- **Your task**
In the listing below, find the line containing "Give me the". Write out that line and every line after it to the end, exactly and only those.

---- Data for this task

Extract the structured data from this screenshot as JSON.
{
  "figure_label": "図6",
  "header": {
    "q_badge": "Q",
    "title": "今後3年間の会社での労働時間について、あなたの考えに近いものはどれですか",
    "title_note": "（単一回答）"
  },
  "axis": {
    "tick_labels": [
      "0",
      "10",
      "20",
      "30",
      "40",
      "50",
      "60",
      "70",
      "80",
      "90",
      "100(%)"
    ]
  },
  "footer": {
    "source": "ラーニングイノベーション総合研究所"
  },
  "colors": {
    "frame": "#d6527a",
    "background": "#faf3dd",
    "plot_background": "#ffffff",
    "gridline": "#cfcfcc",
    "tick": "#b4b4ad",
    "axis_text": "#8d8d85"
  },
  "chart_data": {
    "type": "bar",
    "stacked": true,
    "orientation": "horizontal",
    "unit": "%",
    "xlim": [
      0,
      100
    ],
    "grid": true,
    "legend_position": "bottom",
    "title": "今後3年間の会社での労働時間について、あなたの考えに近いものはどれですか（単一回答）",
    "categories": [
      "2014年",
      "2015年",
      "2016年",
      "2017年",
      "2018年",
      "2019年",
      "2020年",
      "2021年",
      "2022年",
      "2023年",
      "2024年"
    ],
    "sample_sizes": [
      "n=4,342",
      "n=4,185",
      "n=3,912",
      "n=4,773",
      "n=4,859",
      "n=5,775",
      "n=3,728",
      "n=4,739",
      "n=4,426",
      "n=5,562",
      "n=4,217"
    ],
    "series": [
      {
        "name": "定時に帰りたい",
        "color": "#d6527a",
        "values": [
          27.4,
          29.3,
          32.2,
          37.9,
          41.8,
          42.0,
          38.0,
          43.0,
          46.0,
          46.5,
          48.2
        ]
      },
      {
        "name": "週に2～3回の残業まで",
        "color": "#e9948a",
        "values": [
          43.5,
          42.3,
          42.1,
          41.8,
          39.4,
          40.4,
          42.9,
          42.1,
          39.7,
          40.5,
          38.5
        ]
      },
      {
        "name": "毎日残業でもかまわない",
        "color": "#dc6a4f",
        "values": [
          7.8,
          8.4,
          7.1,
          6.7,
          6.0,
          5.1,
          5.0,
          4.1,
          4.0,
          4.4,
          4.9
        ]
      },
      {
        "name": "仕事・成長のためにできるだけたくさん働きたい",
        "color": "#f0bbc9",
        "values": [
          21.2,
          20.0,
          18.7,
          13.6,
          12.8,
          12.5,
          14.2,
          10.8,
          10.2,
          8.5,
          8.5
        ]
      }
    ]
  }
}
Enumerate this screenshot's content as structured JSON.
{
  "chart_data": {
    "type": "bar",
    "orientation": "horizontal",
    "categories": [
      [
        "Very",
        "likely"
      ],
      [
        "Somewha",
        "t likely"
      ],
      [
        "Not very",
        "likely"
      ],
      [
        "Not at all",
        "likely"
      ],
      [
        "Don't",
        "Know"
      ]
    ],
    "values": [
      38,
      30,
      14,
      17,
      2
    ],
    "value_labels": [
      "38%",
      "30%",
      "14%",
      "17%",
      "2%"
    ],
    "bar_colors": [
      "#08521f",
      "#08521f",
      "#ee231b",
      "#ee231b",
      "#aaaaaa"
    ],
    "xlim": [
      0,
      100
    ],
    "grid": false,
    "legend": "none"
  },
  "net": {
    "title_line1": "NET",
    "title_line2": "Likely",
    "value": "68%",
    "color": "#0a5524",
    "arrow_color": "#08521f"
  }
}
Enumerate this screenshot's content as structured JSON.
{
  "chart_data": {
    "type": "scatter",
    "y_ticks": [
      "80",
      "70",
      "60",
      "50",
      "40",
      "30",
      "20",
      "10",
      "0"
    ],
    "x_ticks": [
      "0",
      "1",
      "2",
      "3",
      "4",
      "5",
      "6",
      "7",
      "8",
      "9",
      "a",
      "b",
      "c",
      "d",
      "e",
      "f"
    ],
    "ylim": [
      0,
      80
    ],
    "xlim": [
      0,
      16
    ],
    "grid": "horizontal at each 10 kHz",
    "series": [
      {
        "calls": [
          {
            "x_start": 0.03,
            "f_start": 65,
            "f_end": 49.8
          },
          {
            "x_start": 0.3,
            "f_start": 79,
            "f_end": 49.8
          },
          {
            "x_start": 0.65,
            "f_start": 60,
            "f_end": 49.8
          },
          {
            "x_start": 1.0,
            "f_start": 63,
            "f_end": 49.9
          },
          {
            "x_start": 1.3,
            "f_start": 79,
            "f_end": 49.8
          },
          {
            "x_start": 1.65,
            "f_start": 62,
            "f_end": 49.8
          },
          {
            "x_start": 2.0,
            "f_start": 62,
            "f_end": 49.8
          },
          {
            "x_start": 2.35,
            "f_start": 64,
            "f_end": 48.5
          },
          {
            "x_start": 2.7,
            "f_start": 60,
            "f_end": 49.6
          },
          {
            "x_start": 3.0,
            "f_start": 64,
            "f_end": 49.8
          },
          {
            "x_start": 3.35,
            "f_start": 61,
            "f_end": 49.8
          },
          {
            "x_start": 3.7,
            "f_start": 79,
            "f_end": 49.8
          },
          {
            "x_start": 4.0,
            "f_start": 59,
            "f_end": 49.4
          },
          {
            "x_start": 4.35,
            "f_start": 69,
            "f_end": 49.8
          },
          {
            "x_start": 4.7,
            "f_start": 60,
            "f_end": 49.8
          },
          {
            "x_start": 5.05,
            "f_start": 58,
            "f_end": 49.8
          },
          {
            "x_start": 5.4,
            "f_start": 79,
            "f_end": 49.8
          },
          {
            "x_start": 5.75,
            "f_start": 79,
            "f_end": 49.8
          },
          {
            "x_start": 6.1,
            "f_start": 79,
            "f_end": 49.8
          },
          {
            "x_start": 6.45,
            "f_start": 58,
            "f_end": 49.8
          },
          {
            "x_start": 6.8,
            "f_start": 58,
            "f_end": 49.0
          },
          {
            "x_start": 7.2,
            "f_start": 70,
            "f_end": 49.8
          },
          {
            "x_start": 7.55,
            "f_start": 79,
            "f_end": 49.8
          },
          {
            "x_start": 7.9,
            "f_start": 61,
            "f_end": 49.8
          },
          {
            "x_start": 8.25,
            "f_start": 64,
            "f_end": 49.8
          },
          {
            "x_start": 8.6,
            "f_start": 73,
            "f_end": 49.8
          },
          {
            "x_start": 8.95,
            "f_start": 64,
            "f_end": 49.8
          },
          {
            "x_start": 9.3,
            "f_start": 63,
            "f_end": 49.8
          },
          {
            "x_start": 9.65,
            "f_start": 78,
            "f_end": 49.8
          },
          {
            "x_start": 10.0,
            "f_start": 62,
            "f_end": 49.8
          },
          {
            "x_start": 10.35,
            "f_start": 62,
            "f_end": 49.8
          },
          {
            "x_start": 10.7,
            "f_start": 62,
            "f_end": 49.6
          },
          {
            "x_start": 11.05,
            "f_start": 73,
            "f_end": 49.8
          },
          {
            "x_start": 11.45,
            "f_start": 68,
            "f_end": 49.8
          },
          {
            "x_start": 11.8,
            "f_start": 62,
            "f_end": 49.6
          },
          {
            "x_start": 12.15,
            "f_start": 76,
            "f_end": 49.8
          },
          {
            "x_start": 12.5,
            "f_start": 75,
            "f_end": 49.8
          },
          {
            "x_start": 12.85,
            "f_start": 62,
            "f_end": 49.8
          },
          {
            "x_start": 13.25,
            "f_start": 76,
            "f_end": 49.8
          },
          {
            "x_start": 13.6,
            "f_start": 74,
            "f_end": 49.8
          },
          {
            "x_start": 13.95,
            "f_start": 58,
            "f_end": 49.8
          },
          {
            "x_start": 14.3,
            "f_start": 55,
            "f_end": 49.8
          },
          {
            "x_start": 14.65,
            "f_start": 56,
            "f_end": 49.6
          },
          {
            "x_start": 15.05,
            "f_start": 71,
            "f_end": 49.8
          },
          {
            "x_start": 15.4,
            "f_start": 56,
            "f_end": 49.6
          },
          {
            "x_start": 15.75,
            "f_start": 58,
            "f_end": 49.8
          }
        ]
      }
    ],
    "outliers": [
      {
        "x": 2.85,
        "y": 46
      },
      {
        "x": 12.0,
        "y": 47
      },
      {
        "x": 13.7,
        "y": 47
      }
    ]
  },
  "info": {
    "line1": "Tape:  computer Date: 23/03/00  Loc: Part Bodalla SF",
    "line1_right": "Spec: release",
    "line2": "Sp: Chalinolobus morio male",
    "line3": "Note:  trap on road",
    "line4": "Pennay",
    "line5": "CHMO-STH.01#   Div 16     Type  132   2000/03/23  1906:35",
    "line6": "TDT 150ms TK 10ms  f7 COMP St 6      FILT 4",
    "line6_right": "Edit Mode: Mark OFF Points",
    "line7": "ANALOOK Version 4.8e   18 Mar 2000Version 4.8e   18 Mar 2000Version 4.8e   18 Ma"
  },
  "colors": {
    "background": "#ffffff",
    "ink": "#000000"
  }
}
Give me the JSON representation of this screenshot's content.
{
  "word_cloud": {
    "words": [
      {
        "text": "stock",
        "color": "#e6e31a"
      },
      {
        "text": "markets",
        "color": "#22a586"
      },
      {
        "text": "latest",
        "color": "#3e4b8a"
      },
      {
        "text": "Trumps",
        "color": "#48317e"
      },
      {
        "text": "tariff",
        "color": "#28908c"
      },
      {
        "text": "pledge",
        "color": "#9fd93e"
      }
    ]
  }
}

--------

- **Finished exercise**
Give me the JSON representation of this screenshot's content.
{
  "word_cloud": {
    "words": [
      {
        "text": "stock",
        "color": "#e6e31a"
      },
      {
        "text": "markets",
        "color": "#22a586"
      },
      {
        "text": "latest",
        "color": "#3e4b8a"
      },
      {
        "text": "Trumps",
        "color": "#48317e"
      },
      {
        "text": "tariff",
        "color": "#28908c"
      },
      {
        "text": "pledge",
        "color": "#9fd93e"
      }
    ]
  }
}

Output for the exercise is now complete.